* The exercise *
Write out all lines holding the word "agree".

----- Stored rows

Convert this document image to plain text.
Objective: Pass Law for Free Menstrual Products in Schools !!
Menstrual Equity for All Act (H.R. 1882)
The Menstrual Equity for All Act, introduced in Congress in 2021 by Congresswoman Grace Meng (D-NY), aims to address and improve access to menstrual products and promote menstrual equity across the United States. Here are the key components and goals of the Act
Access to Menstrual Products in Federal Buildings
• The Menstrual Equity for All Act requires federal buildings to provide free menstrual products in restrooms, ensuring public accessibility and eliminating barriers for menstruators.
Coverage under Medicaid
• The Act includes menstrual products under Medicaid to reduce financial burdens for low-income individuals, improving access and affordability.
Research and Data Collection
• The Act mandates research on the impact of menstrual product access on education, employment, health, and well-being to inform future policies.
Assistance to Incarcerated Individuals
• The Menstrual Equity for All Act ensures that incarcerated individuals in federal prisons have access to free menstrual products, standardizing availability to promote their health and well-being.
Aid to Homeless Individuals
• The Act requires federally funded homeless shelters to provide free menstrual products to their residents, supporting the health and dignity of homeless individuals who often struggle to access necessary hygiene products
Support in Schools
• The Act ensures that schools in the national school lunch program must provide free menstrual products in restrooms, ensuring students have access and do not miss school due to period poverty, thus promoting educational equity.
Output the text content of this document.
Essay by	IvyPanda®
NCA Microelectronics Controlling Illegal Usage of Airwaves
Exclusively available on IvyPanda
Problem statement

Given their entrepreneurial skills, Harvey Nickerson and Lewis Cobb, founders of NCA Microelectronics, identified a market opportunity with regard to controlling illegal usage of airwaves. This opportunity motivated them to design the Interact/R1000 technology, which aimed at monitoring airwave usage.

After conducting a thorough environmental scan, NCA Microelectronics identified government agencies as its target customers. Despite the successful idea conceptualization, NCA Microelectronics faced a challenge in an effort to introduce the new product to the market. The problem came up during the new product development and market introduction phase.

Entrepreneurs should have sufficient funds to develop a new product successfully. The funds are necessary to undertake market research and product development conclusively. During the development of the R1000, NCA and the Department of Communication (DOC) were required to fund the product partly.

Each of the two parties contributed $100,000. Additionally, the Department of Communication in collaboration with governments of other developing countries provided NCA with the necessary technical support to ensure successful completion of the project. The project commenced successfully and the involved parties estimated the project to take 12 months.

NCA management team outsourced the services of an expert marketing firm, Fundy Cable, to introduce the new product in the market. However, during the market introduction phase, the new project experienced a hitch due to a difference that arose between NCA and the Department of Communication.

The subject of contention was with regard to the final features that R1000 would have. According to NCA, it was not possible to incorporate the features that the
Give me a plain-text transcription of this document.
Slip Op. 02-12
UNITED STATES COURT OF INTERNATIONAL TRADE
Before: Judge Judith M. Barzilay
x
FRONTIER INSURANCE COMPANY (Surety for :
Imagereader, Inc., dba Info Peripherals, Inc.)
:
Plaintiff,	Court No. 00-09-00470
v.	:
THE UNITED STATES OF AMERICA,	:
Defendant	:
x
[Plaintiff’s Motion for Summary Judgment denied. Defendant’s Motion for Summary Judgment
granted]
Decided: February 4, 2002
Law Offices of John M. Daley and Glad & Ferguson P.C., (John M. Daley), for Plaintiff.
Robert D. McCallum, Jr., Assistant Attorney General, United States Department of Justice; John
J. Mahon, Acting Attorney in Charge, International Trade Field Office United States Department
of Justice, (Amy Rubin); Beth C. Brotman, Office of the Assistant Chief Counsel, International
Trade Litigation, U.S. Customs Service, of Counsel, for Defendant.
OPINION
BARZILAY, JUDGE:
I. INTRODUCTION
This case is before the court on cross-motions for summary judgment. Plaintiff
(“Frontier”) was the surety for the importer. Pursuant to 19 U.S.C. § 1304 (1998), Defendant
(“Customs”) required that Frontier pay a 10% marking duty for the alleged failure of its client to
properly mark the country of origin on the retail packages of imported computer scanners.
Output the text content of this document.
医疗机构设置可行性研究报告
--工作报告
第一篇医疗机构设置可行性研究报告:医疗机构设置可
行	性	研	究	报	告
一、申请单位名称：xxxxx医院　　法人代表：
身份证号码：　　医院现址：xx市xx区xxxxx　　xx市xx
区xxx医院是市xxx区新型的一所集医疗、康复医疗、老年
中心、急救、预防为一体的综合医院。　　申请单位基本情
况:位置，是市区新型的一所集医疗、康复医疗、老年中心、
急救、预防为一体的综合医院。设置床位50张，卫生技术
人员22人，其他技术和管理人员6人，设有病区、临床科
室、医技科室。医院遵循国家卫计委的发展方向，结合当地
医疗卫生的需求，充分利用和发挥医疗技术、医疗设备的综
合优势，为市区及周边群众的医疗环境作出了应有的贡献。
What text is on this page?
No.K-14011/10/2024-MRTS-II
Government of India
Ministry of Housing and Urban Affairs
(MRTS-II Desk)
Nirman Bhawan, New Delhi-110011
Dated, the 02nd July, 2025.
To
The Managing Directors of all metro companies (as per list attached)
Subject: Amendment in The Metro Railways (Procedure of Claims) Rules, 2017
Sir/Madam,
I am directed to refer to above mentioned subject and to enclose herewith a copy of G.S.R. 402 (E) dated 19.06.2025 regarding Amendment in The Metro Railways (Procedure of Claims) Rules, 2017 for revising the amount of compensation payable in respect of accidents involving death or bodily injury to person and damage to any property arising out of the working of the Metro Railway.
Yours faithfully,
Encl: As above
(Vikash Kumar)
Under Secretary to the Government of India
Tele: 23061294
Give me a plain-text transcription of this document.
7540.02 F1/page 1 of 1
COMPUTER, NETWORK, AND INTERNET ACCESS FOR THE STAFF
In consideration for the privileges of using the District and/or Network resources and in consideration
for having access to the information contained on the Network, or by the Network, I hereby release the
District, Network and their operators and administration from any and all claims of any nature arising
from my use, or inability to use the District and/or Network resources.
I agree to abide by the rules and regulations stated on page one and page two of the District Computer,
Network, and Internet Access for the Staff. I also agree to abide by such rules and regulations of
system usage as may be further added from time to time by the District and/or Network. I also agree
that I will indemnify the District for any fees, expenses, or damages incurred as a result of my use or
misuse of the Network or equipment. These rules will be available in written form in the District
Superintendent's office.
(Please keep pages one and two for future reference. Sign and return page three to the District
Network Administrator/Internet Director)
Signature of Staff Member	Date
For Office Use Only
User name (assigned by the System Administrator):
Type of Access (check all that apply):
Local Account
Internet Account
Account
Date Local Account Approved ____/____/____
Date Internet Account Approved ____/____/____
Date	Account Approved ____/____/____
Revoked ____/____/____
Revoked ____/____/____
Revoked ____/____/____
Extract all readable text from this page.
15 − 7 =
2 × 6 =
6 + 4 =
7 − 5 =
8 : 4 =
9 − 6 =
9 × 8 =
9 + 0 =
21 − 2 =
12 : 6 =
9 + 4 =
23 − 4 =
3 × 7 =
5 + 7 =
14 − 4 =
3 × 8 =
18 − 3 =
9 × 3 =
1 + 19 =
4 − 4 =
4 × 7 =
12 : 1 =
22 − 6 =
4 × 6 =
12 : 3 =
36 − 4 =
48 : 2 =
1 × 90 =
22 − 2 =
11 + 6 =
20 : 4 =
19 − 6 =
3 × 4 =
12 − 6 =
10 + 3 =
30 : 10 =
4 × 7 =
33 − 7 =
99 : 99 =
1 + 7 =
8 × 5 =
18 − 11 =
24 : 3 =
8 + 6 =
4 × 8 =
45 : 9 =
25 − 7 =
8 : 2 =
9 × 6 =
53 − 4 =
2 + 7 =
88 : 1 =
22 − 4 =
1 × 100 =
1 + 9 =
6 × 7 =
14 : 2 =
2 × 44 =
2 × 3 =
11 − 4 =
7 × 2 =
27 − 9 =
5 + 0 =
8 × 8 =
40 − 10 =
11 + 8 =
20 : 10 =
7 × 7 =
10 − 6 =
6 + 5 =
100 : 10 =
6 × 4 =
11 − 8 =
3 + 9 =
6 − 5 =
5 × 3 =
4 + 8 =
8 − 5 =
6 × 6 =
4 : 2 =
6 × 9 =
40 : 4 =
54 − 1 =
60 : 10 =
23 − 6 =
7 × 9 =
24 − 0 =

----------

* Output of the task *
I agree to abide by the rules and regulations stated on page one and page two of the District Computer,
Network, and Internet Access for the Staff. I also agree to abide by such rules and regulations of
system usage as may be further added from time to time by the District and/or Network. I also agree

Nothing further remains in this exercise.